• _STATED TASK_:
Determine how many lines carry the word "document". Output that number only.

• _Saved entries_:

## BEGIN

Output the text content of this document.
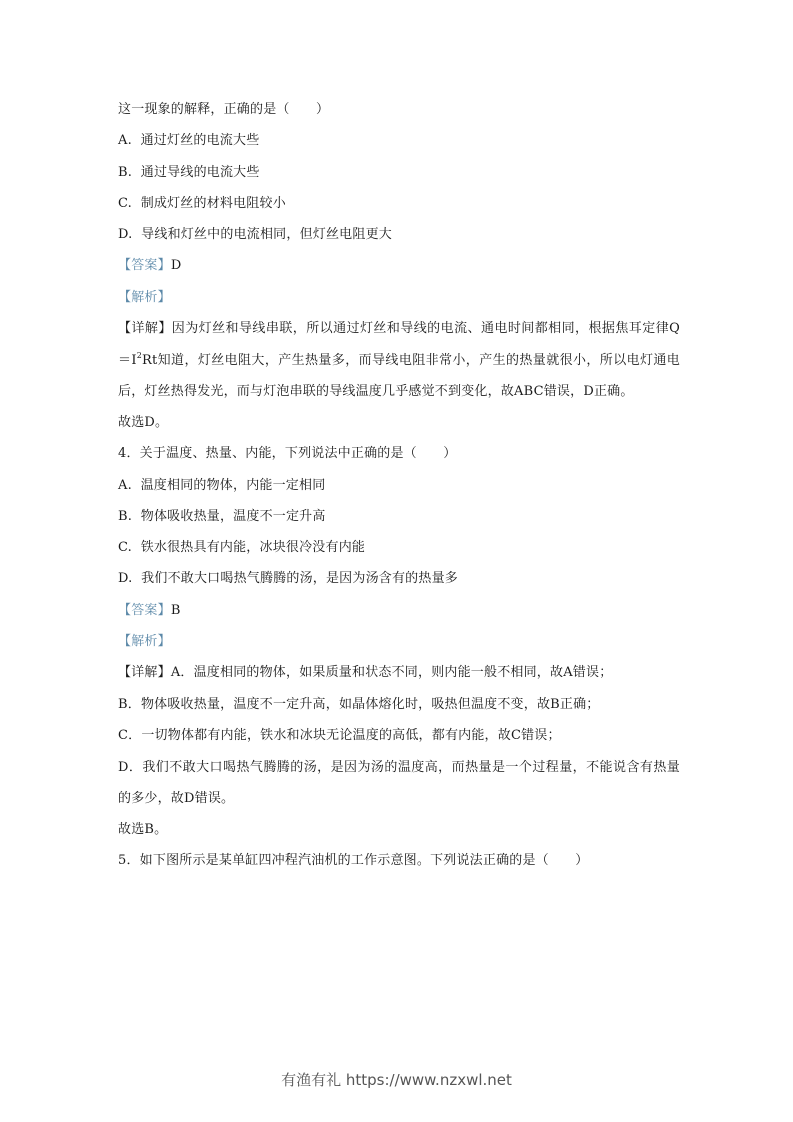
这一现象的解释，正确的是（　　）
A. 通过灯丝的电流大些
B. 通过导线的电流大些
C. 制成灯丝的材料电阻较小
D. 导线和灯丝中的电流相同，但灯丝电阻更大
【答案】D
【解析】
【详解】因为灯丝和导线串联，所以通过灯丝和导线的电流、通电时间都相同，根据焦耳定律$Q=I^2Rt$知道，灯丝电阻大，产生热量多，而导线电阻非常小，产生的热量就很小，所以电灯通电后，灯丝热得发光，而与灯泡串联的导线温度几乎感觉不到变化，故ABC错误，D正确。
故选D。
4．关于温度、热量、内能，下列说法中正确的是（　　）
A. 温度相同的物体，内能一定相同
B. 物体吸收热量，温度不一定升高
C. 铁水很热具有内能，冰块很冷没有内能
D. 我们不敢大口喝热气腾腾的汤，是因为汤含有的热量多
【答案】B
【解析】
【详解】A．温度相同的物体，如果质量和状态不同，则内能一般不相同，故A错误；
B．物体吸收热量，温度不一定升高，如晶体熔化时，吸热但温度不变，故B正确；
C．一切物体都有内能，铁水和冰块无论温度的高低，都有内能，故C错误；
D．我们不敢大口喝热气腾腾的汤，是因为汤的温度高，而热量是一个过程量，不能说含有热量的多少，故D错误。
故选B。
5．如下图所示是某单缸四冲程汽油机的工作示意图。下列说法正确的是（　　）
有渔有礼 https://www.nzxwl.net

## END
## BEGIN

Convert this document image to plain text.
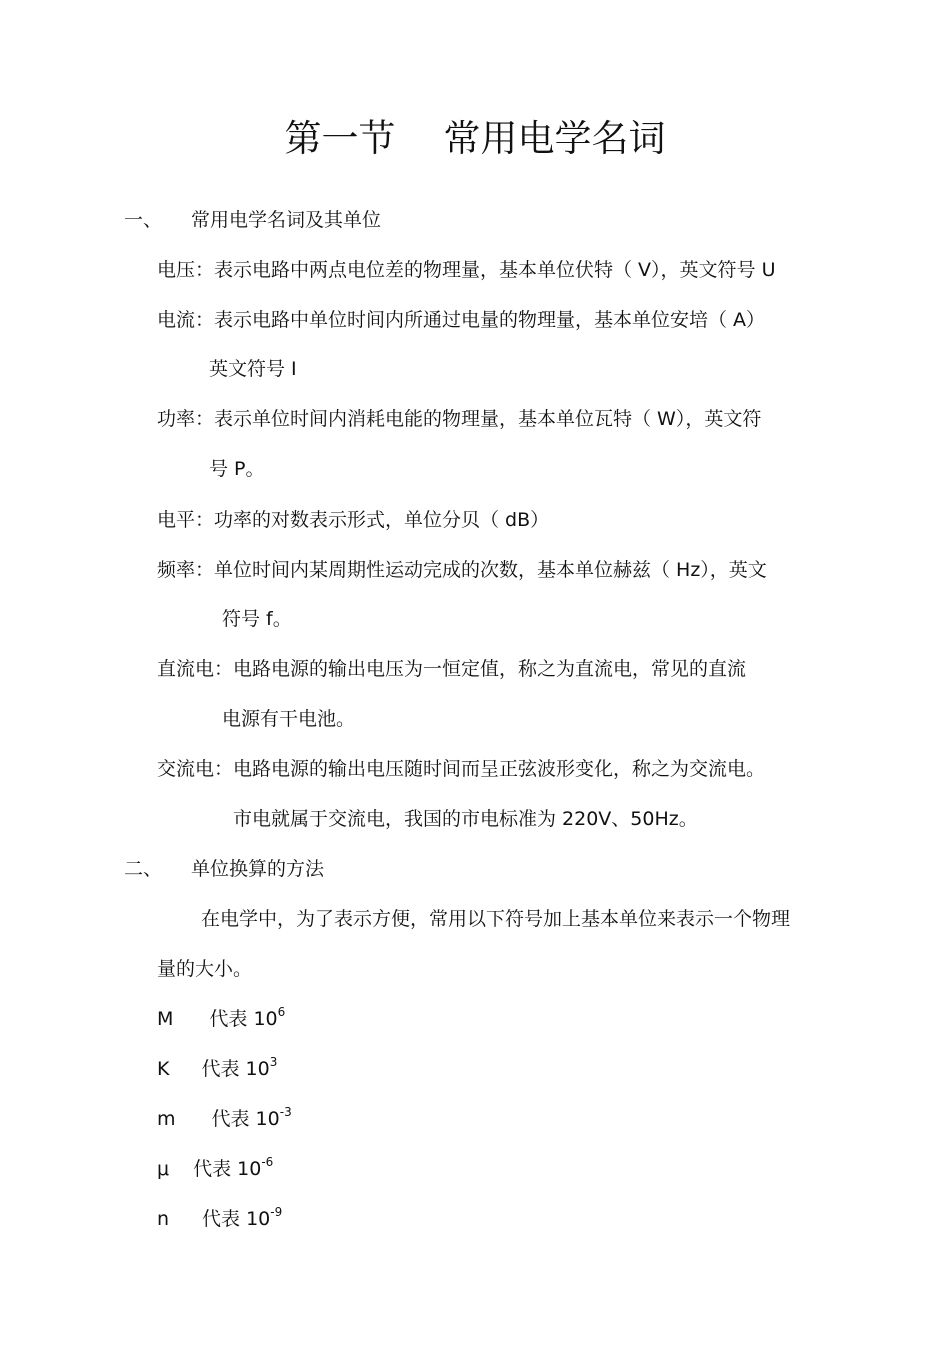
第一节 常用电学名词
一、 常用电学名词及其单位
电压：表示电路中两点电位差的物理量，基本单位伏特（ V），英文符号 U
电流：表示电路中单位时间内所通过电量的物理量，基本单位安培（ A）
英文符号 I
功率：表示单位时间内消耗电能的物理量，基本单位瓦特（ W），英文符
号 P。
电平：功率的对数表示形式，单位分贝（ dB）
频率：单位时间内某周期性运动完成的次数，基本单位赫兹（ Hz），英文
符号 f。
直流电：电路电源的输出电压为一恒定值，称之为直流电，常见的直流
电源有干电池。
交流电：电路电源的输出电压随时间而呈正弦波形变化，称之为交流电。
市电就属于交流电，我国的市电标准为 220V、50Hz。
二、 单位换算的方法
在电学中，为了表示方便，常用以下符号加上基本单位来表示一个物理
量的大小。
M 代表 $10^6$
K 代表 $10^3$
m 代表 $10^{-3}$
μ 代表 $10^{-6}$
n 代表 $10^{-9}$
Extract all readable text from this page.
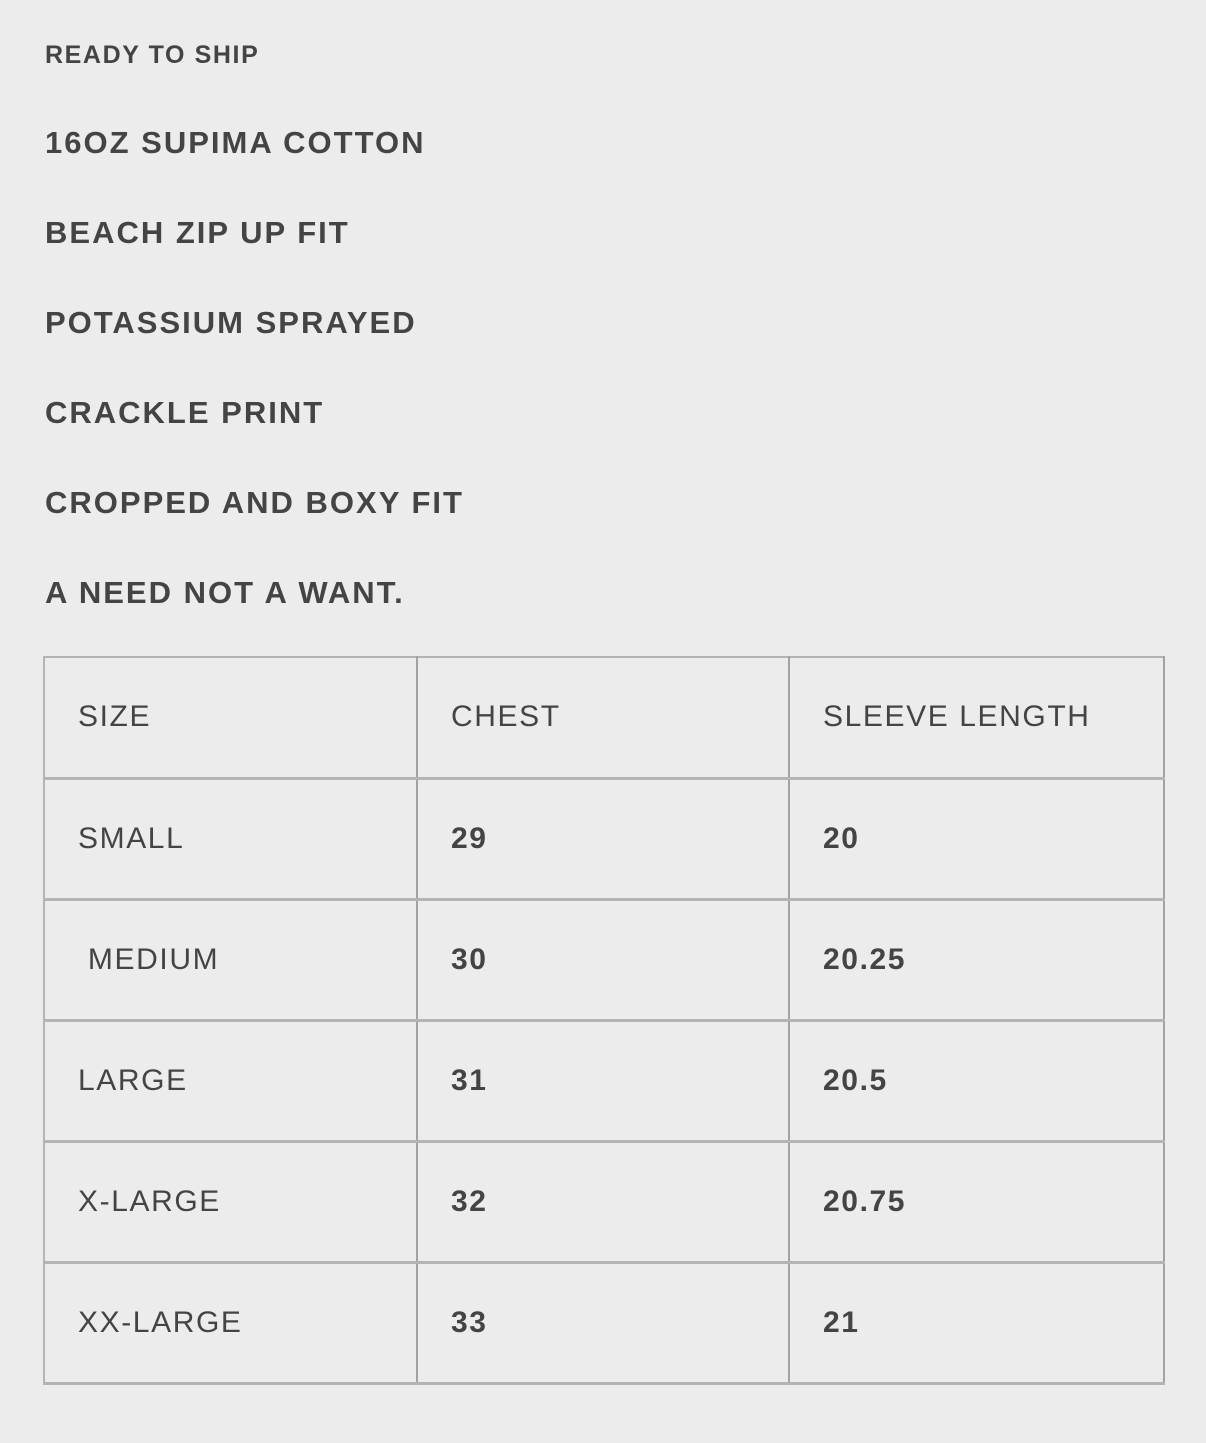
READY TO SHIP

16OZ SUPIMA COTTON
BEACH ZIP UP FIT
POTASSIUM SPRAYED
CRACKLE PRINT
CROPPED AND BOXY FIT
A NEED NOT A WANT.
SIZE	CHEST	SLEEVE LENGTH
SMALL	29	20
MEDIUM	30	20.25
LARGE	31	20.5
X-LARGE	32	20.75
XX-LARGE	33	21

## END

• _FINISHED EXERCISE_:
2